• TASK INPUT:
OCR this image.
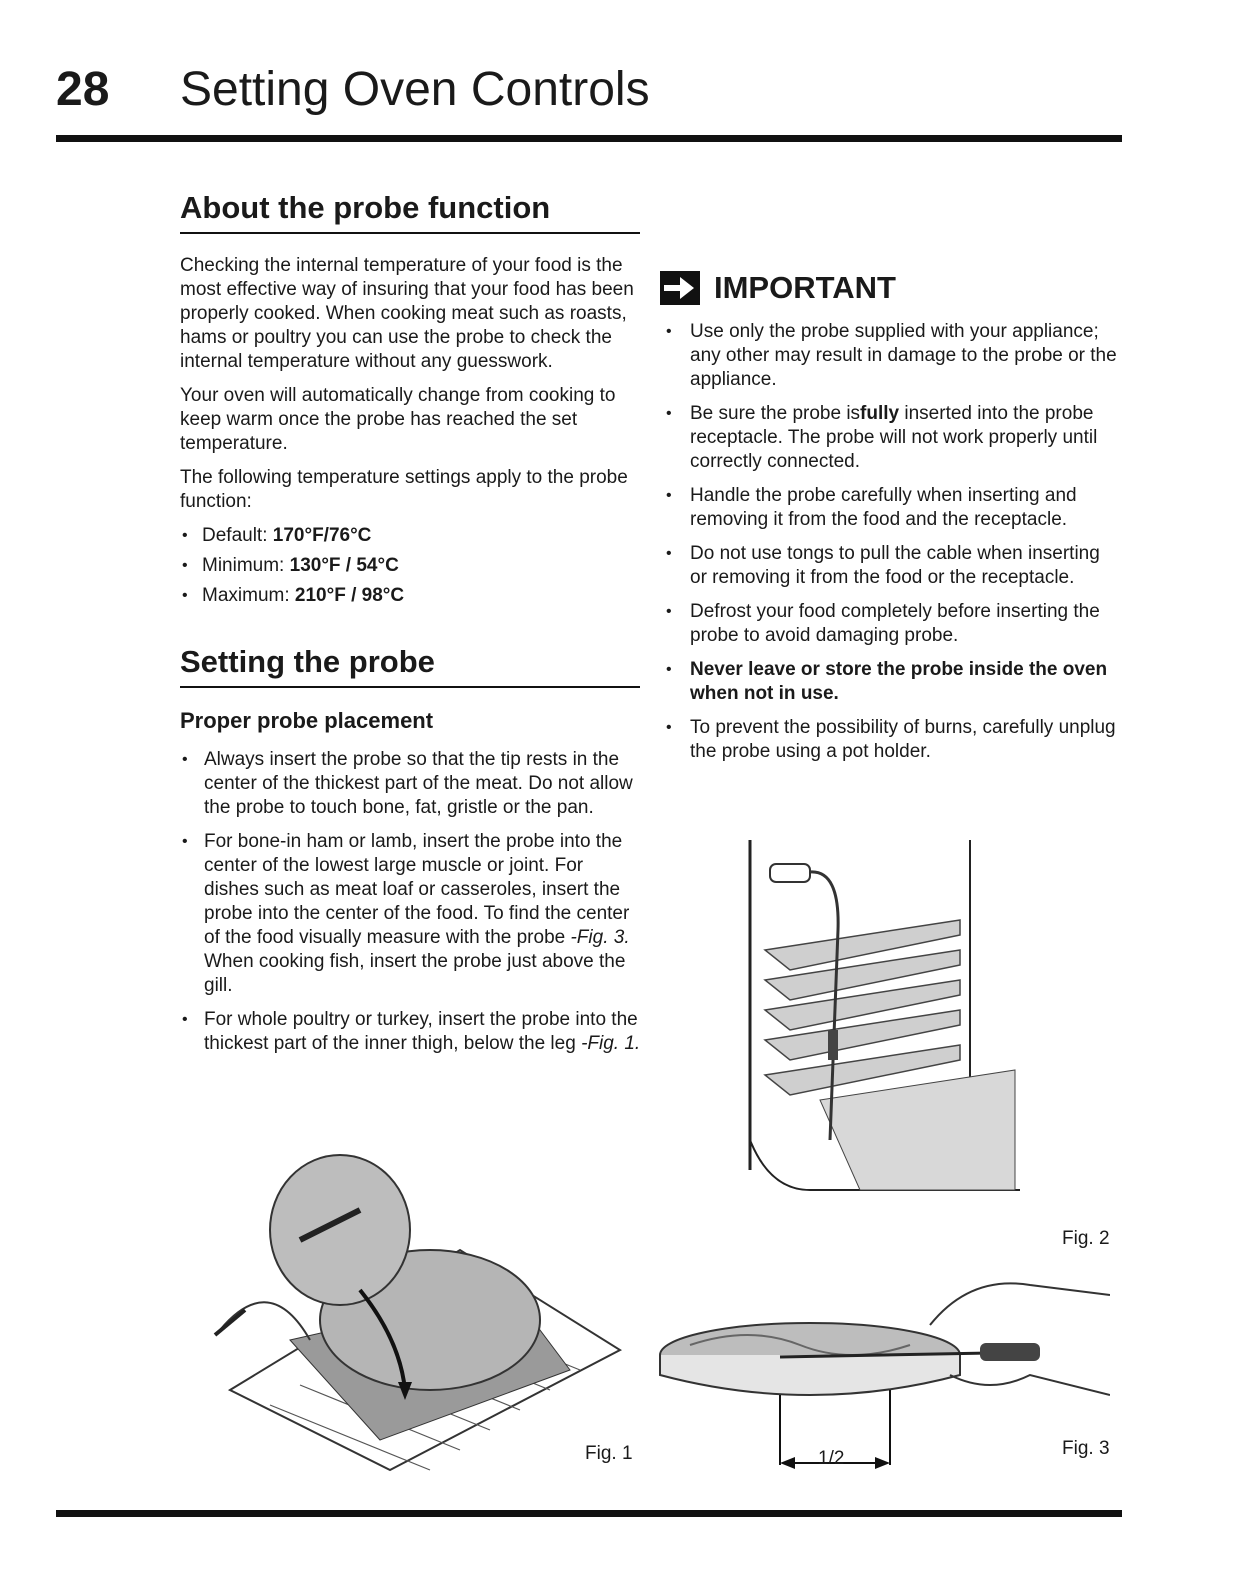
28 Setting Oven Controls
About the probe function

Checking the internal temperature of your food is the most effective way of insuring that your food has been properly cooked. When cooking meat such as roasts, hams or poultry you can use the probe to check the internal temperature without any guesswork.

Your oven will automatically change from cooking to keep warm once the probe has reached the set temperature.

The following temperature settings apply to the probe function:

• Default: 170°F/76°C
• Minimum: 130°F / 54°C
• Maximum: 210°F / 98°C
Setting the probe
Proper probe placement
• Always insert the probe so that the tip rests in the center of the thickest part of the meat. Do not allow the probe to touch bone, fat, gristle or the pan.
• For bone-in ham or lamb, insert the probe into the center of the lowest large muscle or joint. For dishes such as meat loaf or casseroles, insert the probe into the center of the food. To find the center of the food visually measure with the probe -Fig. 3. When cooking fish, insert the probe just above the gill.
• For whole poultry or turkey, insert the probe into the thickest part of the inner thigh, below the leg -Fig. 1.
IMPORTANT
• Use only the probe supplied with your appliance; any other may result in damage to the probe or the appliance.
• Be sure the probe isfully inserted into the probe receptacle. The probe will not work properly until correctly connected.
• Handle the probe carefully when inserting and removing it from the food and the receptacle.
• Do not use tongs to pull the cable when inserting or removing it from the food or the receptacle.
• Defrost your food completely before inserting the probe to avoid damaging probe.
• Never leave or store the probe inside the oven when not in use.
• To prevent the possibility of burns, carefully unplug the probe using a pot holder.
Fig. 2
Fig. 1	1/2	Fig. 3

...

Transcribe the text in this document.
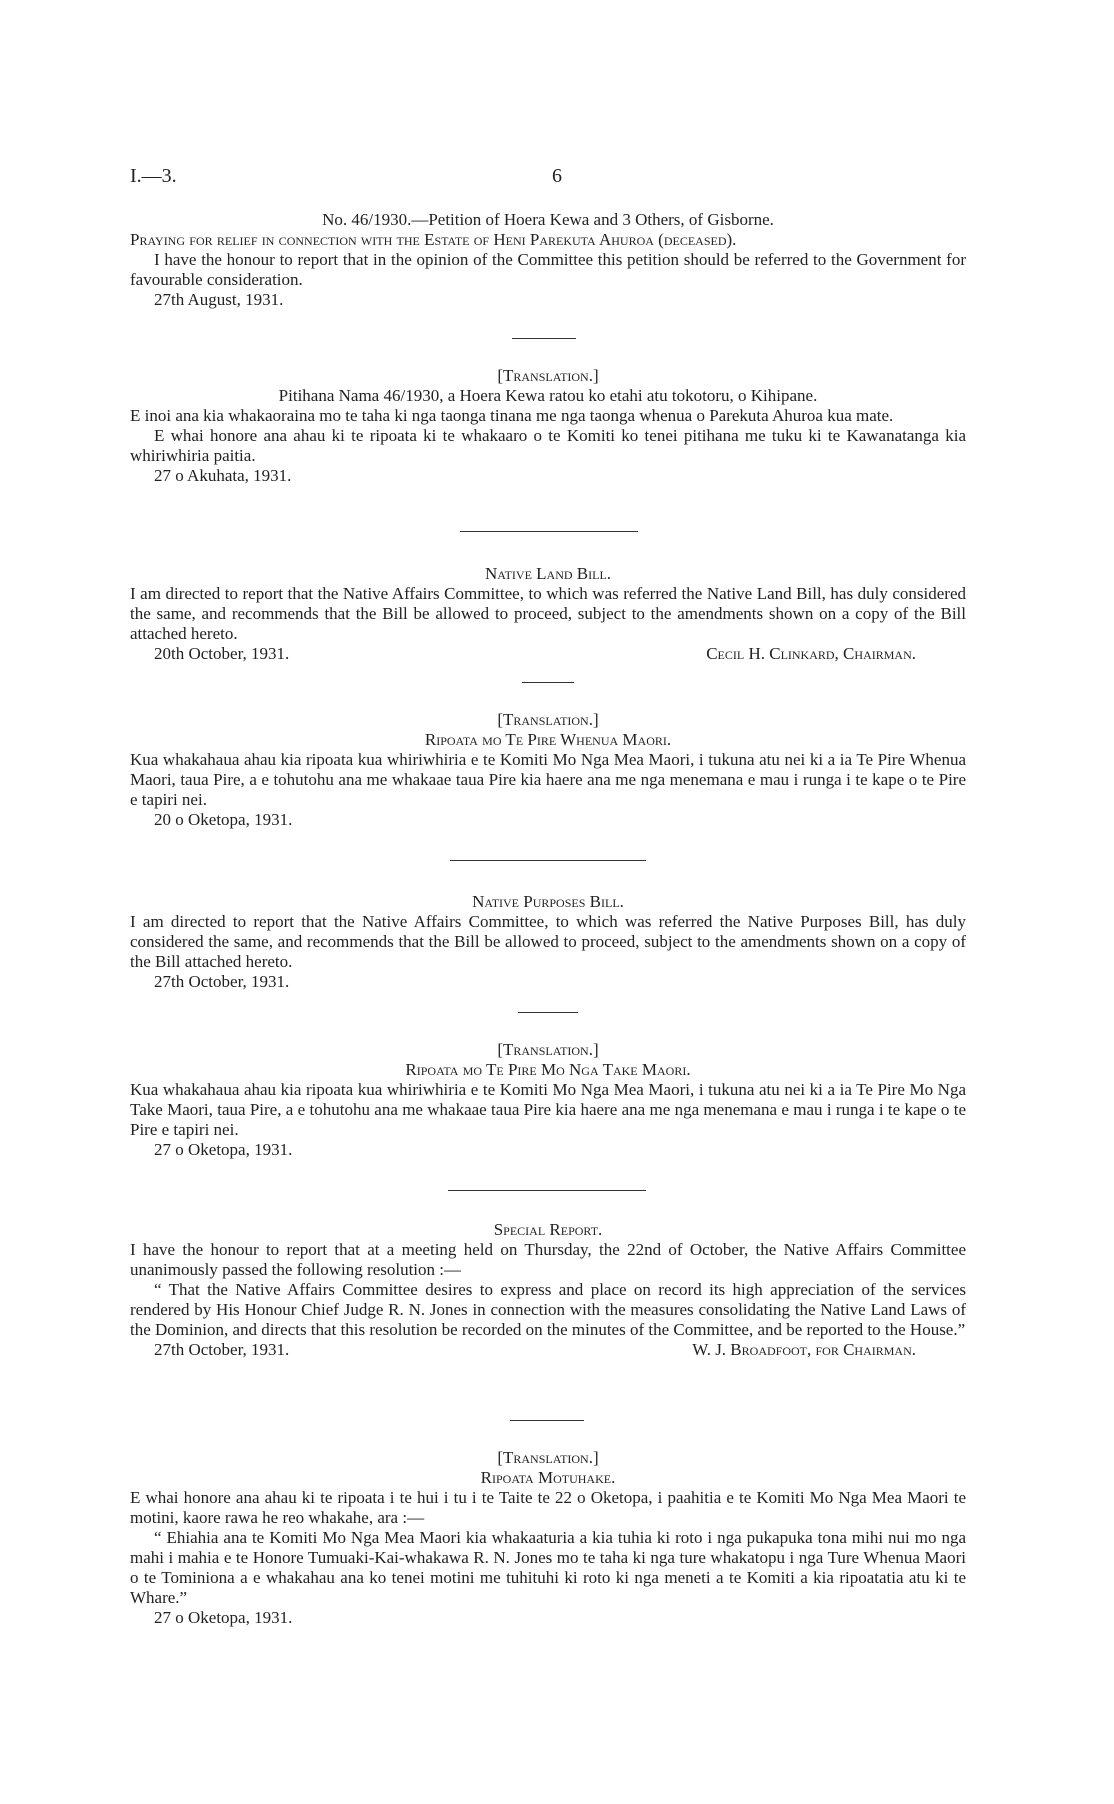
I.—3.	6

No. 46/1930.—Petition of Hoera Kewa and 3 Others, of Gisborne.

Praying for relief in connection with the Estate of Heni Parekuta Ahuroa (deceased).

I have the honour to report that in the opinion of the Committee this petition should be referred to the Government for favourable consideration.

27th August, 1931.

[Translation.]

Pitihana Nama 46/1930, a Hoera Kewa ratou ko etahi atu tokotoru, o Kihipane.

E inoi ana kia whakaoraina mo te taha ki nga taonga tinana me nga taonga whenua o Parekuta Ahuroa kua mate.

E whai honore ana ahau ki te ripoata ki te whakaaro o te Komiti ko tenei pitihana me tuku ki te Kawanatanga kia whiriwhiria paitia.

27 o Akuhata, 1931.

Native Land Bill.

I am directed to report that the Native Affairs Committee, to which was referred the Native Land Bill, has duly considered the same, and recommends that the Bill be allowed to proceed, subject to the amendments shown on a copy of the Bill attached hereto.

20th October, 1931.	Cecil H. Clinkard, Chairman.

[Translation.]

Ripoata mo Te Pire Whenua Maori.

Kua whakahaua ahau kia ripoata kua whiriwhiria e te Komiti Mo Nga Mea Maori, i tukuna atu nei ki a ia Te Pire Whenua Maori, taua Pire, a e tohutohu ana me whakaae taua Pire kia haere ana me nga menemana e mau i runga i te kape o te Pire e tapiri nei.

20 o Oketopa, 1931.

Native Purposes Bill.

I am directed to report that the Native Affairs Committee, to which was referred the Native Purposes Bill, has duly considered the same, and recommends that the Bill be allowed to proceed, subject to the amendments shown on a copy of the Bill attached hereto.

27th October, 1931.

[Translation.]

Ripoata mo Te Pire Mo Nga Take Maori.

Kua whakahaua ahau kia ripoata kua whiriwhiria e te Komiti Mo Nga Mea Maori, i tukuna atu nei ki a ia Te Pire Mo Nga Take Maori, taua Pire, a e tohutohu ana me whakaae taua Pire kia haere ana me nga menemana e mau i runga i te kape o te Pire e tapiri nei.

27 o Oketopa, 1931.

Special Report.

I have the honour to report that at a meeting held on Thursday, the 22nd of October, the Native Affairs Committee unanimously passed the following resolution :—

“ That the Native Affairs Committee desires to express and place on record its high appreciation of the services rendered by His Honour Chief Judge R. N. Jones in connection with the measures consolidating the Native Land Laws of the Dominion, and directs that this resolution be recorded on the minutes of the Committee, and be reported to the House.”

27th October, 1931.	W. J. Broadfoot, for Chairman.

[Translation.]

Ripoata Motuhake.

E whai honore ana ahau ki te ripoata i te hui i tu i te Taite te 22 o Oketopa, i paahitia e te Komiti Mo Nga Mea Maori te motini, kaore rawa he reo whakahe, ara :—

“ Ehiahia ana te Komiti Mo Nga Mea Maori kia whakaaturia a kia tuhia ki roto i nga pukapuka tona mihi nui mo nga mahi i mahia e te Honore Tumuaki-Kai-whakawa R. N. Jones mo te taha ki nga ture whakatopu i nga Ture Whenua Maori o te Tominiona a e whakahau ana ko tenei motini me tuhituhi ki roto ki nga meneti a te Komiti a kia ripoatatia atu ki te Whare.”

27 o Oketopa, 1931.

• WHAT THE EXERCISE ASKS: Determine how many lines of the data contain the word "menemana", and reply with that number only.

• ANSWER TO THIS TASK: 2